---------- Provided data

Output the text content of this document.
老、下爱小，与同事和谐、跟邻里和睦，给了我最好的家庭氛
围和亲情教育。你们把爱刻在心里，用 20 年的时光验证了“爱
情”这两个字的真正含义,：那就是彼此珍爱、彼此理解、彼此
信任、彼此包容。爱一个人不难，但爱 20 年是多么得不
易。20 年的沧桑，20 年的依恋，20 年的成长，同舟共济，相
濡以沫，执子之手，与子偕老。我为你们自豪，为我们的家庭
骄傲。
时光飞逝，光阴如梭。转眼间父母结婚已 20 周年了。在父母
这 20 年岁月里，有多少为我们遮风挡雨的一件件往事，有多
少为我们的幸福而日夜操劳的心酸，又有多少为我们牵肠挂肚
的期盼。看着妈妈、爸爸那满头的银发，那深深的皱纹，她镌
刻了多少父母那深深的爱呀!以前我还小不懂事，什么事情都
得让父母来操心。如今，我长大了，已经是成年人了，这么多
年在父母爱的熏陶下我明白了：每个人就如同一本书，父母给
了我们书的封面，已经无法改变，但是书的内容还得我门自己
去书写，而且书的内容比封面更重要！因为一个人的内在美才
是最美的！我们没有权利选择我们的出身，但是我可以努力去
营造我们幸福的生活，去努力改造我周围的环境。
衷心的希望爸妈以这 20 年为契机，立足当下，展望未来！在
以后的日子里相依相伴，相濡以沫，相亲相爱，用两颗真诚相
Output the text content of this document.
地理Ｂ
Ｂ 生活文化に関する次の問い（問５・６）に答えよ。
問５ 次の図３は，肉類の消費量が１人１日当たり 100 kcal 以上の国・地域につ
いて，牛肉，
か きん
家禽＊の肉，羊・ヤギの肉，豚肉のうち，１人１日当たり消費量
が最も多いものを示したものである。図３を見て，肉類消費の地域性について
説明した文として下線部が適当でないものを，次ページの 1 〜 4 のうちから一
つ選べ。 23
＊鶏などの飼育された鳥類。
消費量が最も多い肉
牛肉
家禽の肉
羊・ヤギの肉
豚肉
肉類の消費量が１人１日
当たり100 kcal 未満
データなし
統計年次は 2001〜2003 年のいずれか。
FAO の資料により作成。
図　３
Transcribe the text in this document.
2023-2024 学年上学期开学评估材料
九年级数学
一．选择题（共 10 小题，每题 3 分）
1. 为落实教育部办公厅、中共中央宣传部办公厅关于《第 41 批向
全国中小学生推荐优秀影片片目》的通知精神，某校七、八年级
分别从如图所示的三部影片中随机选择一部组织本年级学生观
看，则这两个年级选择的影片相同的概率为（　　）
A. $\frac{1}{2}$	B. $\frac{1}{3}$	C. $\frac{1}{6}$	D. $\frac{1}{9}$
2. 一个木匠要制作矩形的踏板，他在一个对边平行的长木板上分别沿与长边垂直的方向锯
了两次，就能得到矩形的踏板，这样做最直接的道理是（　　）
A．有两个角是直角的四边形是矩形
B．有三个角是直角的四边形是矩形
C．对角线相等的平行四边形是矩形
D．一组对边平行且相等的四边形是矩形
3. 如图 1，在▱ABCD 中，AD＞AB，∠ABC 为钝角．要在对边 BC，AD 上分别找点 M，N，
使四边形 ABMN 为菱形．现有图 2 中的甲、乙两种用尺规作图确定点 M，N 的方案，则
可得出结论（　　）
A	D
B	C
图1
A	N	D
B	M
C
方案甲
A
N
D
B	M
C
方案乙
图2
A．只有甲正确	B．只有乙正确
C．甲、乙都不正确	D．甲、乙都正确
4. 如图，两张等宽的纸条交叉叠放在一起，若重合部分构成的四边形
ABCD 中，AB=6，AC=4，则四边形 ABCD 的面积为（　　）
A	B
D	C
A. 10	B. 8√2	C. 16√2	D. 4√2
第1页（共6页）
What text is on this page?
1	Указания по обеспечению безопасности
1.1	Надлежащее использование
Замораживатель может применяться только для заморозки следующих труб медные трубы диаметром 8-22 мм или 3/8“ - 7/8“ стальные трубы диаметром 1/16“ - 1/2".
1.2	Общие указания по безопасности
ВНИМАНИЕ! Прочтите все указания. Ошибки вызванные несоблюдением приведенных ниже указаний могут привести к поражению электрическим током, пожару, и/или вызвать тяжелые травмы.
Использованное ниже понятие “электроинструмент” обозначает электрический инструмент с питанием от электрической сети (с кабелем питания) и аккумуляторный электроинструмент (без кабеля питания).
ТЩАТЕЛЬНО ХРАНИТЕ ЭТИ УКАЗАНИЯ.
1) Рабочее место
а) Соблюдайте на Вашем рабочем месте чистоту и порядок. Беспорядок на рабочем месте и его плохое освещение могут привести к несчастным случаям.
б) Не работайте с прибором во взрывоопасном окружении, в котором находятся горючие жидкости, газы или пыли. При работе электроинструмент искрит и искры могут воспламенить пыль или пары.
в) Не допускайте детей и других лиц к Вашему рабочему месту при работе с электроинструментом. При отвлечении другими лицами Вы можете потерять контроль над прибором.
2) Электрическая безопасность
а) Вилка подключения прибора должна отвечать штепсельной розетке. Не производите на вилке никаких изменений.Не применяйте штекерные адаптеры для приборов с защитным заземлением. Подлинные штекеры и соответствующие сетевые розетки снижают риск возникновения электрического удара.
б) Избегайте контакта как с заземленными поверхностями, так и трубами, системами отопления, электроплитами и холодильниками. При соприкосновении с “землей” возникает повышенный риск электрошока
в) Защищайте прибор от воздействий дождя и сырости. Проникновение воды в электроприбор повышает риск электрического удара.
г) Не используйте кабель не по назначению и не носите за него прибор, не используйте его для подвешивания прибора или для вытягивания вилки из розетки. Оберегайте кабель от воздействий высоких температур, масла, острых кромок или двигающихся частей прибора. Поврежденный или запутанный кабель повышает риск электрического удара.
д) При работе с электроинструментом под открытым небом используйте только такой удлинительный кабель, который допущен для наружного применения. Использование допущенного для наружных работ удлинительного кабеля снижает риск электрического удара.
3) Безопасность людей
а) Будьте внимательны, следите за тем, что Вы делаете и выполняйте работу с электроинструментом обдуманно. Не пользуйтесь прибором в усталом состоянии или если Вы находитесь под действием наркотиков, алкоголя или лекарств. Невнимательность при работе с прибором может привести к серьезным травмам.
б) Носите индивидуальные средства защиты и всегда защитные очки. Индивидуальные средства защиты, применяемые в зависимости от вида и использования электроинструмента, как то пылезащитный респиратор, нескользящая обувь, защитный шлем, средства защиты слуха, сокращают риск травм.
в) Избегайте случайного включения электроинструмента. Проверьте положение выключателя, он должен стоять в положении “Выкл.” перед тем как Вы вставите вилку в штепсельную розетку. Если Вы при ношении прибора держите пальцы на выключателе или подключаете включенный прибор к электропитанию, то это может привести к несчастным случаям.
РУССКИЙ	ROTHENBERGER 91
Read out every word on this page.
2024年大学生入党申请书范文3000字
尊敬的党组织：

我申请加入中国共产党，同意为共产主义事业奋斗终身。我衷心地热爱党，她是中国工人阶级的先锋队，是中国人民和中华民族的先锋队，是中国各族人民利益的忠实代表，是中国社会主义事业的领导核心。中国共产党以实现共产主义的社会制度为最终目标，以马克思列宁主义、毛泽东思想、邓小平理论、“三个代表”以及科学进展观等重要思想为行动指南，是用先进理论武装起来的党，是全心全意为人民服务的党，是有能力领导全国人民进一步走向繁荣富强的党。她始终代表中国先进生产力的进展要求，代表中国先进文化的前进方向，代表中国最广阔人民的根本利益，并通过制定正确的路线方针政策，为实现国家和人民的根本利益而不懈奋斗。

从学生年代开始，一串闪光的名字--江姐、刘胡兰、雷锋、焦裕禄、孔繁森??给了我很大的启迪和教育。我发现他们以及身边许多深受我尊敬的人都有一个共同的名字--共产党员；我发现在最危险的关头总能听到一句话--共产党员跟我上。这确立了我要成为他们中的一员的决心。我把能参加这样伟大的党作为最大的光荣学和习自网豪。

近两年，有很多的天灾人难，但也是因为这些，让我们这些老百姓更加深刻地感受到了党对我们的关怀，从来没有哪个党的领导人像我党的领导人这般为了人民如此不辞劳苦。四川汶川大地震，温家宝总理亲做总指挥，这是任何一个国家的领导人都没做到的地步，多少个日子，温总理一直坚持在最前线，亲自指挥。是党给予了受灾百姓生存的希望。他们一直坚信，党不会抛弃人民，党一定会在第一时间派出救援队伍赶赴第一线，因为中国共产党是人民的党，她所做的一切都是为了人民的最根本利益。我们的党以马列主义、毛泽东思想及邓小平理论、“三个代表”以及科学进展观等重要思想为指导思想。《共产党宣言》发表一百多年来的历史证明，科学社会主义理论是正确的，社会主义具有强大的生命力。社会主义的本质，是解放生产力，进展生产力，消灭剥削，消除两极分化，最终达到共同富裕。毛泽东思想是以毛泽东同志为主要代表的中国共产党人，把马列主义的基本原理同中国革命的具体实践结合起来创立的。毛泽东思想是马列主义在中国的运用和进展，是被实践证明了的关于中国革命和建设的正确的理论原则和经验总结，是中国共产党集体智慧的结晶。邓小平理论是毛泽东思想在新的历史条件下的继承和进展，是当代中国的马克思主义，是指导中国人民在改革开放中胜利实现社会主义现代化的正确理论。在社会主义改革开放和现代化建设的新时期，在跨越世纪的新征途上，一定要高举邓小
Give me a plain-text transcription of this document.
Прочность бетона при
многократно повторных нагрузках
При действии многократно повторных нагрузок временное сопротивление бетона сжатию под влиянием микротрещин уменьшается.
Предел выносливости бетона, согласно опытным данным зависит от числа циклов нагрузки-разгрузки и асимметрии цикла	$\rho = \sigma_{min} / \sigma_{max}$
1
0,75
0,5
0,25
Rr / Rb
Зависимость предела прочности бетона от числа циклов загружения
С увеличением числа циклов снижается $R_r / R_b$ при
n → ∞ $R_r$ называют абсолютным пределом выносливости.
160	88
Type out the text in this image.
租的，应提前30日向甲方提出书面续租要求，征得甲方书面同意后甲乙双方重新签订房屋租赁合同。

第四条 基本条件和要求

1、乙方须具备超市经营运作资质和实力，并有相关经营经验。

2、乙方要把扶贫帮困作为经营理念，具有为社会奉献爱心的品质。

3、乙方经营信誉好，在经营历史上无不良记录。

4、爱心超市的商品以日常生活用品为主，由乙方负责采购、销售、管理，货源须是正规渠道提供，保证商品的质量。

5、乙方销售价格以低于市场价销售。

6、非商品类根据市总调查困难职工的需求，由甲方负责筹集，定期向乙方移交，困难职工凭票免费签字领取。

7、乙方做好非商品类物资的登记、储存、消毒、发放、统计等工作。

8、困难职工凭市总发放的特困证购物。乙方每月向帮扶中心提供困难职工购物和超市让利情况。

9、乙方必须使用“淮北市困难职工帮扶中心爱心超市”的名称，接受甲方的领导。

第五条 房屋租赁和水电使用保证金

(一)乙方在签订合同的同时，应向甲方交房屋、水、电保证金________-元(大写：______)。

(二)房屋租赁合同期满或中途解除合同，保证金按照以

--------------------

Copy every line that contains the string "числа".

Предел выносливости бетона, согласно опытным данным зависит от числа циклов нагрузки-разгрузки и асимметрии цикла	$\rho = \sigma_{min} / \sigma_{max}$
Зависимость предела прочности бетона от числа циклов загружения
С увеличением числа циклов снижается $R_r / R_b$ при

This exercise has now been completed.